#### What you have to do:
Determine the number of lines where "Confidence" occurs and reply with that number by itself.

#### Records for the exercise:
***

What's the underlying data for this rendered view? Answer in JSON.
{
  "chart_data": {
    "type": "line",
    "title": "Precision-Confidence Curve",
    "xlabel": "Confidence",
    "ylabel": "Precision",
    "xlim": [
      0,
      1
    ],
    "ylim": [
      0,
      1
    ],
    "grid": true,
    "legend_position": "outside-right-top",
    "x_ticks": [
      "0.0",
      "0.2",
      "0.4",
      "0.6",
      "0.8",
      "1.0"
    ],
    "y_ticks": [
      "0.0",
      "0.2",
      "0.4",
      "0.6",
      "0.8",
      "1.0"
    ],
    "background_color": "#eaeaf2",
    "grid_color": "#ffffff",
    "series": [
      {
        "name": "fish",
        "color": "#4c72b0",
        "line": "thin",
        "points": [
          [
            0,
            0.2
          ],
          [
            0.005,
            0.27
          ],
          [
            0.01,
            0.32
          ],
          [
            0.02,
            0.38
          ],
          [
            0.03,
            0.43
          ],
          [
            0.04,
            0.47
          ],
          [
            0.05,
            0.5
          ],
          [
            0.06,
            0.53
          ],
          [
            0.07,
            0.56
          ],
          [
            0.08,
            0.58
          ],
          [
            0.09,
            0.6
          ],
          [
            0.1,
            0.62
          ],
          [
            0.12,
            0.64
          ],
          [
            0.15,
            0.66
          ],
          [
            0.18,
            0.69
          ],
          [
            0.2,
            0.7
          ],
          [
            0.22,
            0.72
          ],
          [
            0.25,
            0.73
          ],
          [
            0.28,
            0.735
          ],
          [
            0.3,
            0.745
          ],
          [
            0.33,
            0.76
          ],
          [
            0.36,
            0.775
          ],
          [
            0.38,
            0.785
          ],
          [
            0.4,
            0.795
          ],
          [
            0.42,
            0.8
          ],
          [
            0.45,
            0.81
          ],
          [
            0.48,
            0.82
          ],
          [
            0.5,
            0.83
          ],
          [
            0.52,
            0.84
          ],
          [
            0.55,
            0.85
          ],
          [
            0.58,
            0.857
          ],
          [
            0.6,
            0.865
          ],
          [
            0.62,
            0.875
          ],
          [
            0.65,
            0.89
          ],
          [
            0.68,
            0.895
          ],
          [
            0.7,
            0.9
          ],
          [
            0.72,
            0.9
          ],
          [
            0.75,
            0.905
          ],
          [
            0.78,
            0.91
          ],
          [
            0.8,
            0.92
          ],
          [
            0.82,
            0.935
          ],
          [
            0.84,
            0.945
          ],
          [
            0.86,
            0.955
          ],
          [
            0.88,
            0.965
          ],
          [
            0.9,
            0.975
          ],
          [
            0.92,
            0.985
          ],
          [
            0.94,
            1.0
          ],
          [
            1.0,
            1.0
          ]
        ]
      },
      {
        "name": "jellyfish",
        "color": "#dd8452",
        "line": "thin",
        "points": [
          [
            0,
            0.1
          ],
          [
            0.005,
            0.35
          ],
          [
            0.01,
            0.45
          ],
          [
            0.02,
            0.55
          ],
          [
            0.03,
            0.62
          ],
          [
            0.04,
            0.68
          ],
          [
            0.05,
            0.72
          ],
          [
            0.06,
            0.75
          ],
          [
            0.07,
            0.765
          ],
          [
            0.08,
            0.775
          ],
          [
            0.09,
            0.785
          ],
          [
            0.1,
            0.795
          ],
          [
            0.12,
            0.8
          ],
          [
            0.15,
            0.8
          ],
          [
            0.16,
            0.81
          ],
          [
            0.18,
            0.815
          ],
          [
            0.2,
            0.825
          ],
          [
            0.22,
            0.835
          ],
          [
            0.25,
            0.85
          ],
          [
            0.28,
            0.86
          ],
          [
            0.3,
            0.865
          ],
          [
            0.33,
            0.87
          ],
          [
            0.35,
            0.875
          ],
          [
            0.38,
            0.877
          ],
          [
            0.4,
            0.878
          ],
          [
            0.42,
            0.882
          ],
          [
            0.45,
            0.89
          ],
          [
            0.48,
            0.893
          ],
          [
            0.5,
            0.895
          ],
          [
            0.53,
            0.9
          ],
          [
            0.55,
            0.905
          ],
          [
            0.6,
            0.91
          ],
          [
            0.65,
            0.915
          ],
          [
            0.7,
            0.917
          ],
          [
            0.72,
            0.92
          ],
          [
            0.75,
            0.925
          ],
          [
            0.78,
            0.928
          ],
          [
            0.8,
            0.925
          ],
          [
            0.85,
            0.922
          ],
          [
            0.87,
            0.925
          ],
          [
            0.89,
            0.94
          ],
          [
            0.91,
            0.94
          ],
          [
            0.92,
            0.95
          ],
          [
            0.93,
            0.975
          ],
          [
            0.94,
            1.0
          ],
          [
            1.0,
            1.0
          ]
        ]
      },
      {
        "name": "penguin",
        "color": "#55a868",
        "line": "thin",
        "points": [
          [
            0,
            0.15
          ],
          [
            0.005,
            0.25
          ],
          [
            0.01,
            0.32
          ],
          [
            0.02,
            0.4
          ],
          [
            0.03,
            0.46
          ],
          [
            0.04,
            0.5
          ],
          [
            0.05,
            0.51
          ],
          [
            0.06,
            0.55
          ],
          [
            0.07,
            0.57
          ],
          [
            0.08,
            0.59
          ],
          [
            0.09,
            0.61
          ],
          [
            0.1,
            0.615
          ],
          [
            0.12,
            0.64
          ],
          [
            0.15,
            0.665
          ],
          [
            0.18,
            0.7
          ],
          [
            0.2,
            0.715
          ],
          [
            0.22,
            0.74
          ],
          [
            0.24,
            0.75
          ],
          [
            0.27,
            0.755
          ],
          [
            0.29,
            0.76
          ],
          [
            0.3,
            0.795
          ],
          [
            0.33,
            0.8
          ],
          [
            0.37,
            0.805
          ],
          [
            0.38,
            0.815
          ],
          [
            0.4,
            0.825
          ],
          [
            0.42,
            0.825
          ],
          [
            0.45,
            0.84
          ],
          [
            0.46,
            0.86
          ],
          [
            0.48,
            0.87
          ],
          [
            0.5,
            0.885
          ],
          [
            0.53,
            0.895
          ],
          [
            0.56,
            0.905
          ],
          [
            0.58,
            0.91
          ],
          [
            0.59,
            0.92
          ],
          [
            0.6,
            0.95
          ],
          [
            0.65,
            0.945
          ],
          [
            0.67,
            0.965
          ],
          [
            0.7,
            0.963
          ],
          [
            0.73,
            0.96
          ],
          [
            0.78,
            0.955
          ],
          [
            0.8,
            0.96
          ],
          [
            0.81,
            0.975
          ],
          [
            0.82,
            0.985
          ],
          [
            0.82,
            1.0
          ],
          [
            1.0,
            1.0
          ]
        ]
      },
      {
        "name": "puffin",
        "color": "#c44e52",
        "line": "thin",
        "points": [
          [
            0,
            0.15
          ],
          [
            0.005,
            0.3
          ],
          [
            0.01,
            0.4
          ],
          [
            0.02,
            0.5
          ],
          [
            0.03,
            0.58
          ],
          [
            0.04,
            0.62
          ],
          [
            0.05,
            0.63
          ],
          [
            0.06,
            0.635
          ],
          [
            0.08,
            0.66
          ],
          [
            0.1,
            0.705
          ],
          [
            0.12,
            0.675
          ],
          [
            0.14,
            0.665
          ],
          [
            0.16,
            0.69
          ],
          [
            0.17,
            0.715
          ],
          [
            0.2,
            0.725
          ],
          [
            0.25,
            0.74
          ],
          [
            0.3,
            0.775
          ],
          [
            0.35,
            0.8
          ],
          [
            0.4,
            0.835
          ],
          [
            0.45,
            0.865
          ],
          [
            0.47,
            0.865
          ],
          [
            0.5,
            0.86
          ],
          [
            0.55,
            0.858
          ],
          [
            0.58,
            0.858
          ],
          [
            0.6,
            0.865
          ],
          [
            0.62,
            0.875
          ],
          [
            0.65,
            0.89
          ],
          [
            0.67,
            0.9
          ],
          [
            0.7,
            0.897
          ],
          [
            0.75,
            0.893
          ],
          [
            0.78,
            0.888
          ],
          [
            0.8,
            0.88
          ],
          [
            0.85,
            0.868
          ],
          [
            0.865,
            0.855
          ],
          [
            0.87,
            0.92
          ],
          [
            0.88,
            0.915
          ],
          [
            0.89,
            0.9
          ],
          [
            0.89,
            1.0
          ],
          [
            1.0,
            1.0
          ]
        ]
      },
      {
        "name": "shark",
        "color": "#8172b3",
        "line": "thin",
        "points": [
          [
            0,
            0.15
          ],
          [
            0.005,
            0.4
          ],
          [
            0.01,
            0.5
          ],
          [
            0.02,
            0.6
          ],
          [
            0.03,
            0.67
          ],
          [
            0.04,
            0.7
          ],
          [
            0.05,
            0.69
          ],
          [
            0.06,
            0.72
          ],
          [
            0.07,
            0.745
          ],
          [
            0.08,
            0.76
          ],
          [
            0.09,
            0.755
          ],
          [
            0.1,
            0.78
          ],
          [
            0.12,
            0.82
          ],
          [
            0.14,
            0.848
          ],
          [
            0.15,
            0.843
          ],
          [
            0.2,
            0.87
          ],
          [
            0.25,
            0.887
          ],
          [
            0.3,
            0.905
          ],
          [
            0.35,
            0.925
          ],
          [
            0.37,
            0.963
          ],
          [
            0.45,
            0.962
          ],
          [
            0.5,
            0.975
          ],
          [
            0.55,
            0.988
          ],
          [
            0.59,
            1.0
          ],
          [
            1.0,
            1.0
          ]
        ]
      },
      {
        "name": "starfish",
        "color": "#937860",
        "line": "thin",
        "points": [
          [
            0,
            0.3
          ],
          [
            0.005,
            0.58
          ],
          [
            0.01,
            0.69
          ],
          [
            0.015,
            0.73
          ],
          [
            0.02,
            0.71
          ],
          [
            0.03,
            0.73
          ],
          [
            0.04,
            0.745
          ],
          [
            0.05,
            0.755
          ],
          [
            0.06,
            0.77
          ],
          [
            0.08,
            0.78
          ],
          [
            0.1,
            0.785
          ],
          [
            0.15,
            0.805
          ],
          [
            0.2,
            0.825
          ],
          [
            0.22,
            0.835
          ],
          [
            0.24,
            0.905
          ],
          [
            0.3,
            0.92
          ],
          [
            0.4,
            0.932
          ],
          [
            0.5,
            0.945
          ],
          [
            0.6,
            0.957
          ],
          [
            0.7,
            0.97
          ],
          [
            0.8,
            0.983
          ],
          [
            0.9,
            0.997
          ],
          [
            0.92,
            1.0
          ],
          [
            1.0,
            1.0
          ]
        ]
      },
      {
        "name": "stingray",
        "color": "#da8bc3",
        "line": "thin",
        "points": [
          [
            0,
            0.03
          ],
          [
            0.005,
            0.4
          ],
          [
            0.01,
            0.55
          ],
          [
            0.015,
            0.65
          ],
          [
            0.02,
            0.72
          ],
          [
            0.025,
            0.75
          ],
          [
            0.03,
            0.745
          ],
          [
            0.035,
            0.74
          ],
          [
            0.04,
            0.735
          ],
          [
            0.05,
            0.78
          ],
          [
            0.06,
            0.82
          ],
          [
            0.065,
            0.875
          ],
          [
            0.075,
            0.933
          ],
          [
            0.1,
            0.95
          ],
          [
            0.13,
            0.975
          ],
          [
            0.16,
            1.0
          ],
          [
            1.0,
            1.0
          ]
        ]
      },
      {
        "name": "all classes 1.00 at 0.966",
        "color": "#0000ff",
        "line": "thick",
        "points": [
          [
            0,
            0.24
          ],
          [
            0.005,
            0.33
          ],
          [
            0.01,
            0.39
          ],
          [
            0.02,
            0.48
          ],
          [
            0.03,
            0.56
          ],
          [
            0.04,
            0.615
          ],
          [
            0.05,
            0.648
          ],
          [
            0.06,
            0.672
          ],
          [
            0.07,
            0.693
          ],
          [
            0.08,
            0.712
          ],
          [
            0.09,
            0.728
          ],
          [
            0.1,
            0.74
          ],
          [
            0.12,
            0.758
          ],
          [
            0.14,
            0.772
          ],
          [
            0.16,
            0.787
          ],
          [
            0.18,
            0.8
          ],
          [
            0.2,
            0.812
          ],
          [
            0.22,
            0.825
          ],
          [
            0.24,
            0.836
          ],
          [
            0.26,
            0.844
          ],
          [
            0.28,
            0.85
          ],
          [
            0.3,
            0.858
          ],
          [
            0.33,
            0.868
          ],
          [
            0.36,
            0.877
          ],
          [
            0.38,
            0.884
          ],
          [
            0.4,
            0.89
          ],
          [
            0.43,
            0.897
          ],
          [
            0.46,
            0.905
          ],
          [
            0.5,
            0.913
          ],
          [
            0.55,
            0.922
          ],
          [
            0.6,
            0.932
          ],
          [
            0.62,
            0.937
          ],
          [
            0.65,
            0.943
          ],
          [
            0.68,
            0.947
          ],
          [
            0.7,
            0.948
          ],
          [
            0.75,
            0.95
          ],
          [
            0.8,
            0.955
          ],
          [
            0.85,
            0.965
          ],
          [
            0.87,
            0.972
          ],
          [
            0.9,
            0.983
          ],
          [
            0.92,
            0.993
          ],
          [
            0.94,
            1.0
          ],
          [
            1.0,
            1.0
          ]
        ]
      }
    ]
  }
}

***

#### Solved exercise:
2